● Task directions
Pull every line containing "الصين" out of the material below.

--- Entries shown ---

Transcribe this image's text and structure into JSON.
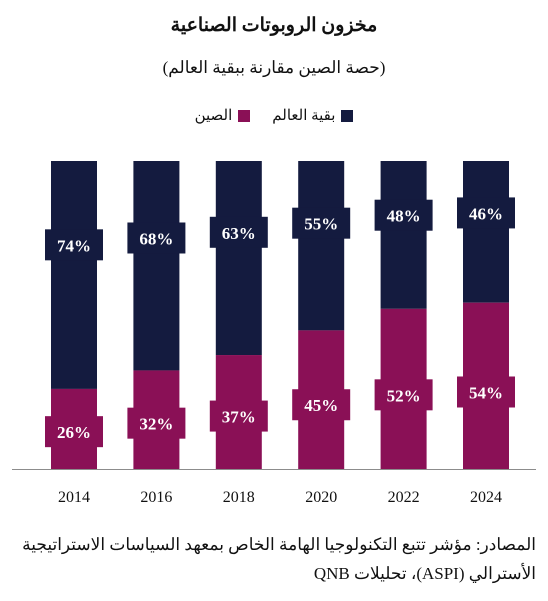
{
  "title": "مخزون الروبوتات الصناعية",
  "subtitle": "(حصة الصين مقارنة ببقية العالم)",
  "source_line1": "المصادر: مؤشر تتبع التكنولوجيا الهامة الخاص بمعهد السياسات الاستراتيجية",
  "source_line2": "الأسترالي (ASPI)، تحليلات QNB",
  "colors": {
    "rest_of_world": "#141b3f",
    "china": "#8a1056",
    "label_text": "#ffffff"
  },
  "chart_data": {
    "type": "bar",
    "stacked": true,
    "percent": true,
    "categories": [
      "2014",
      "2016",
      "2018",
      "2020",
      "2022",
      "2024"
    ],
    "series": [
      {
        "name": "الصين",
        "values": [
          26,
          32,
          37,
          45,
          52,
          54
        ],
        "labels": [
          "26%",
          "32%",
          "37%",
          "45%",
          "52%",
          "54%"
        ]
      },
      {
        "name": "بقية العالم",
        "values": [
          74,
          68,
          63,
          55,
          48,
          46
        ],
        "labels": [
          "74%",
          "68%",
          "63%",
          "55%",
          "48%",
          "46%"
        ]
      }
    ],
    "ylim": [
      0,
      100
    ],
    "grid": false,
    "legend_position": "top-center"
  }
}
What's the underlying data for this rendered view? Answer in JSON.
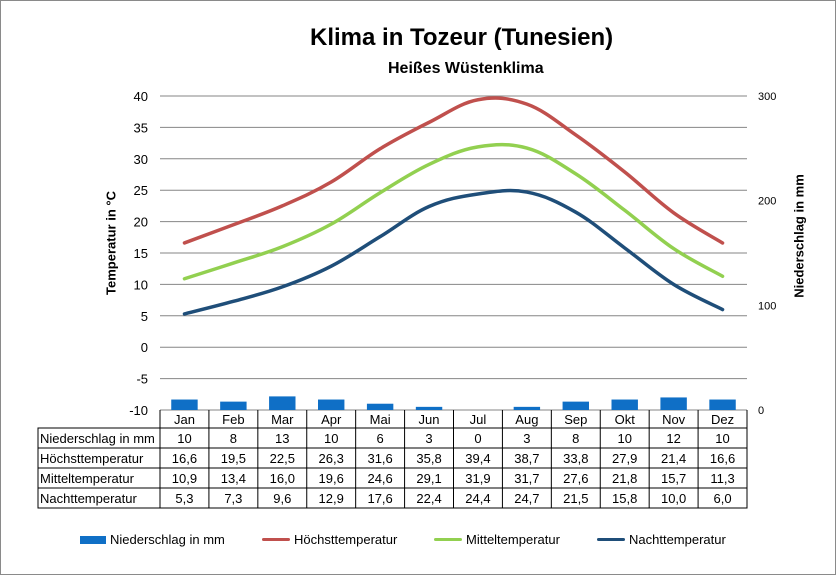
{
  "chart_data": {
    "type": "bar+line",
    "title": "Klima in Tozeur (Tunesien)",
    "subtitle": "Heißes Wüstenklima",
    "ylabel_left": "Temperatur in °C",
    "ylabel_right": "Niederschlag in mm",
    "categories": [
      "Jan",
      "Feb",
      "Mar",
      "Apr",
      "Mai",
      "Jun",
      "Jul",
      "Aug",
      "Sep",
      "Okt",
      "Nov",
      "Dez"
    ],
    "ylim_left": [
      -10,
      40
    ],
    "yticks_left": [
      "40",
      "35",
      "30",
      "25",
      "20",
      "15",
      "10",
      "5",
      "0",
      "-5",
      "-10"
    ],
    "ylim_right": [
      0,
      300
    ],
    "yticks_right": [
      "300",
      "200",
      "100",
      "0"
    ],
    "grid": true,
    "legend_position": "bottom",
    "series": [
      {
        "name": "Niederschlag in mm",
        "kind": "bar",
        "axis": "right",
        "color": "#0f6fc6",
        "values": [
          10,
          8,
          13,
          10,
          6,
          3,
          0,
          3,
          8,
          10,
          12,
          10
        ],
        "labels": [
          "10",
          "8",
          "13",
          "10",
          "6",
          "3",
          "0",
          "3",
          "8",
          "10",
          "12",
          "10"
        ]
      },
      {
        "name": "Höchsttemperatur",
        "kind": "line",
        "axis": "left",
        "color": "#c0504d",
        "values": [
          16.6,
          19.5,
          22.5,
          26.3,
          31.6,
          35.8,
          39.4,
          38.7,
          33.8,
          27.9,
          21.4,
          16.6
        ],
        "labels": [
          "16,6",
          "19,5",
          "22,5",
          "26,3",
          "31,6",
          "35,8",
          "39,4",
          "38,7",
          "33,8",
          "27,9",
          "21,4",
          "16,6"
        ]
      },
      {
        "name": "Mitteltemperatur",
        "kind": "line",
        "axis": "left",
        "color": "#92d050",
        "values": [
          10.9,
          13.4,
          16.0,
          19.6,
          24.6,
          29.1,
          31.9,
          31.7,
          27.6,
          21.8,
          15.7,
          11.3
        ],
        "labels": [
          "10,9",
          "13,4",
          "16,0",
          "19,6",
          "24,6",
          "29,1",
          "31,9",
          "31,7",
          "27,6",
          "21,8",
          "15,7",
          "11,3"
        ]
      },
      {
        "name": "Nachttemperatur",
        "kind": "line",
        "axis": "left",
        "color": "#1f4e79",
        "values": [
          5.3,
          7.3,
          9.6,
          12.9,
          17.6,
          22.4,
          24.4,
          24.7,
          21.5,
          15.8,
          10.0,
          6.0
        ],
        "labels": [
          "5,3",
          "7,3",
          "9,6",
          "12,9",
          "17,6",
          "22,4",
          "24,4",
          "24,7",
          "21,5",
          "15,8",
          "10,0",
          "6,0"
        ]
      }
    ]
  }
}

---

● Output for this exercise
  "subtitle": "(حصة الصين مقارنة ببقية العالم)",
        "name": "الصين",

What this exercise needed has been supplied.